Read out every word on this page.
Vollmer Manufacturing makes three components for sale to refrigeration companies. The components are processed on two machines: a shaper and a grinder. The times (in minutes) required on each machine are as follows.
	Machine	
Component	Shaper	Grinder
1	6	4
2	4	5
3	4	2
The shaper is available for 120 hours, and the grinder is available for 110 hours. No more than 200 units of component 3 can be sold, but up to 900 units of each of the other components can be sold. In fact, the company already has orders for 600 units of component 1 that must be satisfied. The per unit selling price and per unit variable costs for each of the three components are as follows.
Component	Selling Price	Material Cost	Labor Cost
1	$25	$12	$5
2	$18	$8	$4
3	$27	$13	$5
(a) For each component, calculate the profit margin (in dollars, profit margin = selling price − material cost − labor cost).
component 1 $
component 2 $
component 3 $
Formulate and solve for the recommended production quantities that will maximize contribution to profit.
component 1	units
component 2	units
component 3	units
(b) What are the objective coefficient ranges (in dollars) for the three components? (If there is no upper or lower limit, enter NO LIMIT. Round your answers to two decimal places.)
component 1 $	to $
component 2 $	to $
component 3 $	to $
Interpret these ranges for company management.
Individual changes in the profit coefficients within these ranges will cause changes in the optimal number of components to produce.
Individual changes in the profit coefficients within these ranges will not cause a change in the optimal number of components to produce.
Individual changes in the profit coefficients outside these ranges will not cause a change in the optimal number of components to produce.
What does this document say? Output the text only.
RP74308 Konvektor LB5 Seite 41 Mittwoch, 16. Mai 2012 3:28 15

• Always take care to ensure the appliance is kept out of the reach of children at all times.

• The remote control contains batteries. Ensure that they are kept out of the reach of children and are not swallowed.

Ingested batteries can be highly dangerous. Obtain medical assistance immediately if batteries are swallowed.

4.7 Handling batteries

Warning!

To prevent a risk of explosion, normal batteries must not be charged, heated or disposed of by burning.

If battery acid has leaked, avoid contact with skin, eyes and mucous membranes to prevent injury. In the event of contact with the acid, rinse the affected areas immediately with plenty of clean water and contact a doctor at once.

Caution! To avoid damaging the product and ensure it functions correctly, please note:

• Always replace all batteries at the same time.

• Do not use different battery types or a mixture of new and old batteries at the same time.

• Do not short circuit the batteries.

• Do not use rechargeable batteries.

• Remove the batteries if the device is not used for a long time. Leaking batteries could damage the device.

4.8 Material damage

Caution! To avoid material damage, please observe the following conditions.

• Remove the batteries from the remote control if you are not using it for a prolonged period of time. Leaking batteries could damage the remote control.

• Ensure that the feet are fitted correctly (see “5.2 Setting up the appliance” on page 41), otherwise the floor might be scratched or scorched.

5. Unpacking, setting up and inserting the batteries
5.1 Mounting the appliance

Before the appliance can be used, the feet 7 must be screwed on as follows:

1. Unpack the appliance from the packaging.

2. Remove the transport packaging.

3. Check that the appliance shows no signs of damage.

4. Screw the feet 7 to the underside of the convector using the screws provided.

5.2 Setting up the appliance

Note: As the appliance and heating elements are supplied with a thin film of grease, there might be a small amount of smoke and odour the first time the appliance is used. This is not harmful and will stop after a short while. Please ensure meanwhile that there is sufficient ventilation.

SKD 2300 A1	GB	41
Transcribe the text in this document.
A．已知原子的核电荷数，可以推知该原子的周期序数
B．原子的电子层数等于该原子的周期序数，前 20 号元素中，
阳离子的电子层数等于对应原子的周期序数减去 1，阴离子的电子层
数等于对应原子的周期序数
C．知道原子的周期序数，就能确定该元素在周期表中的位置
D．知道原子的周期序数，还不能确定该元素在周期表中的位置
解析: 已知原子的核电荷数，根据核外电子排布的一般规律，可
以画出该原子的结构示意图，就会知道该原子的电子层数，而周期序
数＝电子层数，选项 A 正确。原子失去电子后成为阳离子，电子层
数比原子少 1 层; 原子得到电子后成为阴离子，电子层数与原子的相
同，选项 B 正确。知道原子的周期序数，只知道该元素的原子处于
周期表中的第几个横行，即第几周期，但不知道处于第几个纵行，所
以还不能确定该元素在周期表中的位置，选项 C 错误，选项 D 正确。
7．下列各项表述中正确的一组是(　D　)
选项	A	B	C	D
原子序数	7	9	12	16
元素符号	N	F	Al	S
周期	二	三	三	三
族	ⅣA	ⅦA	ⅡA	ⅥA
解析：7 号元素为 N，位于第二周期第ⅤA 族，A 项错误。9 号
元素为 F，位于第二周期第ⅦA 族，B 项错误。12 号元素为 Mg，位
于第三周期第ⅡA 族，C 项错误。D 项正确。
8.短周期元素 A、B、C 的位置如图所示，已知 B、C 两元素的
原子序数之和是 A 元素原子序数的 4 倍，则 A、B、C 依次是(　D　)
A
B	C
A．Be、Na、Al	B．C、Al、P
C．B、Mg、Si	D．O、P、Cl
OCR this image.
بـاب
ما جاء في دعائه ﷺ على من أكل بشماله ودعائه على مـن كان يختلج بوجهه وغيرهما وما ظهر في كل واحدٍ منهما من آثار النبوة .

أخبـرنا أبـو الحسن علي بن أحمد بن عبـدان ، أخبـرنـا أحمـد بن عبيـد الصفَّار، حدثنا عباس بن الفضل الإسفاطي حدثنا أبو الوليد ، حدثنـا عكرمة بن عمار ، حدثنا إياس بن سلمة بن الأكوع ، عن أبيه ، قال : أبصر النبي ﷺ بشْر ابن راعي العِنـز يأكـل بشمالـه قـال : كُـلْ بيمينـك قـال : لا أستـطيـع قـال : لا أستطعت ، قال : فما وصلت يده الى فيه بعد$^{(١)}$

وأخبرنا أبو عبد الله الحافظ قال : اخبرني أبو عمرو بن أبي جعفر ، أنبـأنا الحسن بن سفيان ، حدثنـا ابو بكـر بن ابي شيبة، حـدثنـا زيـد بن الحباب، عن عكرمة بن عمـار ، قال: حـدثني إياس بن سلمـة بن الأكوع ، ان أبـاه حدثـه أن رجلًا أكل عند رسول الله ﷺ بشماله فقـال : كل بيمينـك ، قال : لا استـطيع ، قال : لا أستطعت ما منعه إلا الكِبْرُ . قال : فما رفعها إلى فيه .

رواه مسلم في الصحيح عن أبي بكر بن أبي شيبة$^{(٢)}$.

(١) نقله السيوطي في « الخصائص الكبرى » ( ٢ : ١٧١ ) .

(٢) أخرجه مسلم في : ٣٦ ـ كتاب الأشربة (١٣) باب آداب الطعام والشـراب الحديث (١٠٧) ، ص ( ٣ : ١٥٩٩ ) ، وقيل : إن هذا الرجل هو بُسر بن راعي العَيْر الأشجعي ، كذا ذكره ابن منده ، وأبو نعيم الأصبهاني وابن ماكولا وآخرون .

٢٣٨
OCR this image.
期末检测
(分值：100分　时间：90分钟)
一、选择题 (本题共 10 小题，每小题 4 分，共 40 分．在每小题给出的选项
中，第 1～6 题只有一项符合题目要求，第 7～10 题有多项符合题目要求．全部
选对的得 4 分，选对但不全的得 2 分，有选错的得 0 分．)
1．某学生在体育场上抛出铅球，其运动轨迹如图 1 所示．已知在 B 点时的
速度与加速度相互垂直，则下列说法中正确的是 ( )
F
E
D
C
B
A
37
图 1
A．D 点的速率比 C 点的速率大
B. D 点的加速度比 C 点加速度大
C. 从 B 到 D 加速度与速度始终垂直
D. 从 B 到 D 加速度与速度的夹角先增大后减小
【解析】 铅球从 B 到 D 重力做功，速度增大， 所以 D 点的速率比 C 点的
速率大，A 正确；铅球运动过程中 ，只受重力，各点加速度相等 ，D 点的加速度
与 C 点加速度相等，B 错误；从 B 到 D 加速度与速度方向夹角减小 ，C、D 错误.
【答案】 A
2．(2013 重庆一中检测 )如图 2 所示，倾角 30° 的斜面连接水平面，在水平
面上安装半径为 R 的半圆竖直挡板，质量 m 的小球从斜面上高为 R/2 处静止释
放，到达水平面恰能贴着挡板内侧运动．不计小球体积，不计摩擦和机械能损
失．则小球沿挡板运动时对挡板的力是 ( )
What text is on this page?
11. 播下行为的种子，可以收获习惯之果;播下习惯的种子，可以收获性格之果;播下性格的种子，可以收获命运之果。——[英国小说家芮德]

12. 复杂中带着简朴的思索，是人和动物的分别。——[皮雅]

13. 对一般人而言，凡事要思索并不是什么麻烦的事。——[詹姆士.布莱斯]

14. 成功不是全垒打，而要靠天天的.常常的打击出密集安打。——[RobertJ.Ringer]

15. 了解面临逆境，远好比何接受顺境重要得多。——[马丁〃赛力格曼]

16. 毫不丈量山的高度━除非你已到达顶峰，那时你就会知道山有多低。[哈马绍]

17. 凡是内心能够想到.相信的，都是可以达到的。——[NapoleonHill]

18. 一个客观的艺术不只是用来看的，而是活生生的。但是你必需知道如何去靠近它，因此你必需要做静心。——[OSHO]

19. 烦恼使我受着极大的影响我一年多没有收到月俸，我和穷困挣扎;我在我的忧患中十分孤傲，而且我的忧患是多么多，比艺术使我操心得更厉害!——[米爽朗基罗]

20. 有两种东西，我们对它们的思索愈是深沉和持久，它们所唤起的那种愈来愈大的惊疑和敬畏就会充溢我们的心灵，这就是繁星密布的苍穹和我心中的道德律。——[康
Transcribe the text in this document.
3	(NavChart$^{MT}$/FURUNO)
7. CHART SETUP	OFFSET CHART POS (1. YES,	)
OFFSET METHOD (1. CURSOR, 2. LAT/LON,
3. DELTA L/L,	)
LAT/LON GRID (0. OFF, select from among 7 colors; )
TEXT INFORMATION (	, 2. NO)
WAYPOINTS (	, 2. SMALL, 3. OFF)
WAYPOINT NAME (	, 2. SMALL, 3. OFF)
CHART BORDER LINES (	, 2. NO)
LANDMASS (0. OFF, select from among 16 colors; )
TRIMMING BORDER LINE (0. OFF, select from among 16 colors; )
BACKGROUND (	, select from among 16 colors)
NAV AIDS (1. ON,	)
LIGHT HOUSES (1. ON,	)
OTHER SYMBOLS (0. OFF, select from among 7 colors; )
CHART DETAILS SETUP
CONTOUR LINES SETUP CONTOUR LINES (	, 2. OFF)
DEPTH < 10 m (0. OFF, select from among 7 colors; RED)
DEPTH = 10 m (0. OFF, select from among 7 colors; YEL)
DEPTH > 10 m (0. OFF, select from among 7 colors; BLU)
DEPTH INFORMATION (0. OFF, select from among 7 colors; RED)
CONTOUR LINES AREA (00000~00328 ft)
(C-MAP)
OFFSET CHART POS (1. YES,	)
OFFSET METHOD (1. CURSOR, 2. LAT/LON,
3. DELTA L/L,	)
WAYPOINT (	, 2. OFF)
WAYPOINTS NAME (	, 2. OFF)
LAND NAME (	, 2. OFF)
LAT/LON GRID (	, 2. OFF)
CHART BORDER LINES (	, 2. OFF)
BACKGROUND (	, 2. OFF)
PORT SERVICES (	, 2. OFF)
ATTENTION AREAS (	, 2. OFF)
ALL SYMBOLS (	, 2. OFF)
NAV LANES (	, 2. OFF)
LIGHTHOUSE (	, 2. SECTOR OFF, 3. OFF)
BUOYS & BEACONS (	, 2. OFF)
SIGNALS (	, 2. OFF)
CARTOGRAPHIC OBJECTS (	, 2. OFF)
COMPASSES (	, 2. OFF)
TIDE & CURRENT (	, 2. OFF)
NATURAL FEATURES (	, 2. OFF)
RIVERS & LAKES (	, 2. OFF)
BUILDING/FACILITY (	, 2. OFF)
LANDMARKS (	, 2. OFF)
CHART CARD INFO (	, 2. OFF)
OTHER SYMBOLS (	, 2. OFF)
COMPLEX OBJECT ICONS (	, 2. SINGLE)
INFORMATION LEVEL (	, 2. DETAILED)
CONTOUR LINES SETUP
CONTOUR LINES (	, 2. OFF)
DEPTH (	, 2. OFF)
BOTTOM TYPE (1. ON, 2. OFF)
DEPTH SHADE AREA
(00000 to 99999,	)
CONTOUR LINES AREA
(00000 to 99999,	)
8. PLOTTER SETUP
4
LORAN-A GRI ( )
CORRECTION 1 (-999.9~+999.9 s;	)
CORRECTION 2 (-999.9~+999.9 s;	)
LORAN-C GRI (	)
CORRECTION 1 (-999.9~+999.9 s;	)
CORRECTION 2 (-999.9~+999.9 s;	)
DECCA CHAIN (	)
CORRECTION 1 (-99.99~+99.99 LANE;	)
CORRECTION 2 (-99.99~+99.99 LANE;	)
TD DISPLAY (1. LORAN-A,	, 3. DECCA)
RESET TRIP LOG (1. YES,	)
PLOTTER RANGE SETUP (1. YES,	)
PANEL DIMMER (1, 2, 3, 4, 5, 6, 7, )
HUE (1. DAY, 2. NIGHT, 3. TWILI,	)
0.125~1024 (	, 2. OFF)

========================

* TASK TO CARRY OUT
Report the number of lines in the listing that include the string "بشماله"; give nothing but the number.

* RESPONSE FOR THIS EXERCISE
2